§ Provided passage:
TE Connectivity AI Cup Winner
A diffusion model for manufacturing action segmentation achieving 88.7% accuracy. Implemented YOLO-based hand detection with automatic task labeling for pipeline generalization across multiple production lines.
Tech Stack
TE Connectivity AI Cup 2024
I competeted in the TE Connectivity AI cup in 2024 representing Purdue University, winning first place in the US and 2nd place internationally. My team and I implemented a pipeline for collecting and labelling data and training a diffusion model (based on https://arxiv.org/pdf/2303.17959) to segment the various steps in the manufacturing process.
I trained a YOLO model using Ultralytics to detect the gloved hands of a worker during a video of a manufacturing process. Using a sliding window technique and a web app, we created a novel way of creating action segmentation datasets to identify the various stages of the manufacturing process. We then trained a diffusion action segmentation model to automatically cluster and classify various sections of a full video into the manufacturing stages. I optimized the hyperparameters to get a peak 88.7% accuracy on test datasets.
This scalable solution generates $170k per manufacturing line with over 50 deployment opportunities (so a total of $8.5 million a year if implemented everywhere) as it allows industrial engineers to optimize manufacturing processes and compare the productivity of workers.
Note: some aspects of this project are being filed for patents, I will update this project description with more information when I am allowed to.

§ Entries shown:

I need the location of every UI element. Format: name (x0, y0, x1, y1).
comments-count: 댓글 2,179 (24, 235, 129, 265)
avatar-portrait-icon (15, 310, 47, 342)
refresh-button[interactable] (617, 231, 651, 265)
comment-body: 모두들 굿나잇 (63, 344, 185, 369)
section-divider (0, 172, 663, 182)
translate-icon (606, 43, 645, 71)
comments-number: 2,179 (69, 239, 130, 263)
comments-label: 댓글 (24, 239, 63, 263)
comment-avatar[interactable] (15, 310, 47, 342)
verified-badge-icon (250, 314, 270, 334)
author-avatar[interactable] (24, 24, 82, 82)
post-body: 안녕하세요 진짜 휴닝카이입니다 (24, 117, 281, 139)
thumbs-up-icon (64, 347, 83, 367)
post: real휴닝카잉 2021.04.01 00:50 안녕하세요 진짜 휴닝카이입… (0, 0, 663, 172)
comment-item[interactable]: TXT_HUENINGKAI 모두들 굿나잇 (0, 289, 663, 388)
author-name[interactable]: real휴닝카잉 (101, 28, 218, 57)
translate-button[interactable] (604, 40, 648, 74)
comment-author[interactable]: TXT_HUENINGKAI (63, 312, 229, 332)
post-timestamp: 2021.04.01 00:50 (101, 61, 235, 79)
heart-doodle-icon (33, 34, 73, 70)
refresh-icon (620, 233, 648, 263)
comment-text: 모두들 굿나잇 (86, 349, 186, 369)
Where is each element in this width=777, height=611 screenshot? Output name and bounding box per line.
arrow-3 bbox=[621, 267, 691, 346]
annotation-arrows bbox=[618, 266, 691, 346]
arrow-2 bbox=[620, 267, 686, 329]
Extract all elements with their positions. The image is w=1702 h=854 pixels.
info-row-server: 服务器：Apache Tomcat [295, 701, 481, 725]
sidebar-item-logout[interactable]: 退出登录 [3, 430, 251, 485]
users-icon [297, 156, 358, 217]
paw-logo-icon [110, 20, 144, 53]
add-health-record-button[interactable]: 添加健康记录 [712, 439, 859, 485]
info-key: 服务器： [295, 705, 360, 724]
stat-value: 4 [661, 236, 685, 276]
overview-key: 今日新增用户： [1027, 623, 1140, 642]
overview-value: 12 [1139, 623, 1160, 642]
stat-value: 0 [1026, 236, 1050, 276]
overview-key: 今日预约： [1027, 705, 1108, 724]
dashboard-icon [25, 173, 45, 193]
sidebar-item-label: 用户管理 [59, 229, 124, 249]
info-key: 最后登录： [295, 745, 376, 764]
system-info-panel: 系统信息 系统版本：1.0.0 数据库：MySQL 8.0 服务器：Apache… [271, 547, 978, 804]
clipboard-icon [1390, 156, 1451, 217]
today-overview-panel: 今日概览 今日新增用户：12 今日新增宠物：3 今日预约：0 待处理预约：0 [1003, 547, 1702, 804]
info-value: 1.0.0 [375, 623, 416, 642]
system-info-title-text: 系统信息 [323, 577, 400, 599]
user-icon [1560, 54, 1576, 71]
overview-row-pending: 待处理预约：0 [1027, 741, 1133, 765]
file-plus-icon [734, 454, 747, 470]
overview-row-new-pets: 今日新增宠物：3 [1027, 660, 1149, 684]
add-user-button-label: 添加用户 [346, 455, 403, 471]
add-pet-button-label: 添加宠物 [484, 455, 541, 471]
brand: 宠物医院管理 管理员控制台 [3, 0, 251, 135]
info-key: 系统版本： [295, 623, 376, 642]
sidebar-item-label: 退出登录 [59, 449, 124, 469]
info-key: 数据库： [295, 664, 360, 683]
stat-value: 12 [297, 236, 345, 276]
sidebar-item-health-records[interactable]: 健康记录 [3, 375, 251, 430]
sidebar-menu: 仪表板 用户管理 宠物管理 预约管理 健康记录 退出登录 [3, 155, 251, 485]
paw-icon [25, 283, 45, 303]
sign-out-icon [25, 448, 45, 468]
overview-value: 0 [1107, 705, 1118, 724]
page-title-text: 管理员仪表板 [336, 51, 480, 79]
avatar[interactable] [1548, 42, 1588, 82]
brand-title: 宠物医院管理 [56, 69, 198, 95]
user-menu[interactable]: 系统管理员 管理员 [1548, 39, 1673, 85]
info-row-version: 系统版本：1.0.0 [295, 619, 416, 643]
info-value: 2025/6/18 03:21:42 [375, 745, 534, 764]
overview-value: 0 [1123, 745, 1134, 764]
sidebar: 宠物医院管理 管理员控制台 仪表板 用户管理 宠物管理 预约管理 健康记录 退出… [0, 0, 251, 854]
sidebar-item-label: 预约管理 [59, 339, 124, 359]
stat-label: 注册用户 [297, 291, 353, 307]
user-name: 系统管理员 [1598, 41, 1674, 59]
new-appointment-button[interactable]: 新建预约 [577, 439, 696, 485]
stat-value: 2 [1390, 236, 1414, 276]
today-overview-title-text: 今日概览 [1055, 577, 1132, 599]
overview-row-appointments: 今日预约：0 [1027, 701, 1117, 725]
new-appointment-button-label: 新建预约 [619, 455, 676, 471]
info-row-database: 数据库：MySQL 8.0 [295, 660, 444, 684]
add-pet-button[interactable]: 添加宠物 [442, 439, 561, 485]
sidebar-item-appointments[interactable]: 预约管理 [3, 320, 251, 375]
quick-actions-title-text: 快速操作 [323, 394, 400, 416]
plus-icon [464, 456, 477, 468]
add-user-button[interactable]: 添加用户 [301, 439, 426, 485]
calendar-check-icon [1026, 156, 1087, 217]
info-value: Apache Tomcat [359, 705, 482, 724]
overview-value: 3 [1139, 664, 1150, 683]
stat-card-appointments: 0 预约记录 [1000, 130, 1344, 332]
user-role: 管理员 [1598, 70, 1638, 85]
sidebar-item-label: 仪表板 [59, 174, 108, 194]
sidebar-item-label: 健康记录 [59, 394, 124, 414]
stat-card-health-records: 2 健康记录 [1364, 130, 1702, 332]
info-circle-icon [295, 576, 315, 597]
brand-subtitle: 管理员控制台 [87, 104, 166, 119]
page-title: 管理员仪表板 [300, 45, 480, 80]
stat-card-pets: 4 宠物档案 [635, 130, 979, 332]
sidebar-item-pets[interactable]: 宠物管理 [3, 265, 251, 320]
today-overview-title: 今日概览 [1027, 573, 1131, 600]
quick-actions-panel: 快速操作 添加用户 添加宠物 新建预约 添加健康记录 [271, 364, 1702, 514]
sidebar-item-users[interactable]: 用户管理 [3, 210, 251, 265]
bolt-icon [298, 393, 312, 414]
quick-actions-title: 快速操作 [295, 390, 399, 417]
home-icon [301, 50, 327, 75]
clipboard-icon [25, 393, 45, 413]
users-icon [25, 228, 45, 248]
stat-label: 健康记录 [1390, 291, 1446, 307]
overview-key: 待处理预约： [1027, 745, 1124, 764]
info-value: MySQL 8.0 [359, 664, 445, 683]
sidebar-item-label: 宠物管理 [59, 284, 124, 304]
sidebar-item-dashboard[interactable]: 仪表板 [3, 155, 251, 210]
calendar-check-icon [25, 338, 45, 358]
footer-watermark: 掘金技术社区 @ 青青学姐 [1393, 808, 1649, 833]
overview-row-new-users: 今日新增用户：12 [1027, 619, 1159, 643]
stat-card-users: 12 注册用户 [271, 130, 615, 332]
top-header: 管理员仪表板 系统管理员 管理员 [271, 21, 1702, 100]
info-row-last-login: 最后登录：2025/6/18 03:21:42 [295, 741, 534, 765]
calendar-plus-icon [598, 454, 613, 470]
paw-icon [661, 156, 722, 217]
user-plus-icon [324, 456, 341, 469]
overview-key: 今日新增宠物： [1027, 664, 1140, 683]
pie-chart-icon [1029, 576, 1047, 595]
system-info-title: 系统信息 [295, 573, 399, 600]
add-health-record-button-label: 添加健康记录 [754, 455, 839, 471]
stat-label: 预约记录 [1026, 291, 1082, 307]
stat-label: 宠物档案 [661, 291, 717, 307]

§ Required actions:
1. According to the project description, which tool was used to train the YOLO model that detects the worker's gloved hands?
2. Reproduce the project description word for word between "TE Connectivity AI Cup Winner" and "in the manufacturing process.", inclusive.

§ Answer set:
1. Ultralytics

2.
TE Connectivity AI Cup Winner
A diffusion model for manufacturing action segmentation achieving 88.7% accuracy. Implemented YOLO-based hand detection with automatic task labeling for pipeline generalization across multiple production lines.
Tech Stack
TE Connectivity AI Cup 2024
I competeted in the TE Connectivity AI cup in 2024 representing Purdue University, winning first place in the US and 2nd place internationally. My team and I implemented a pipeline for collecting and labelling data and training a diffusion model (based on https://arxiv.org/pdf/2303.17959) to segment the various steps in the manufacturing process.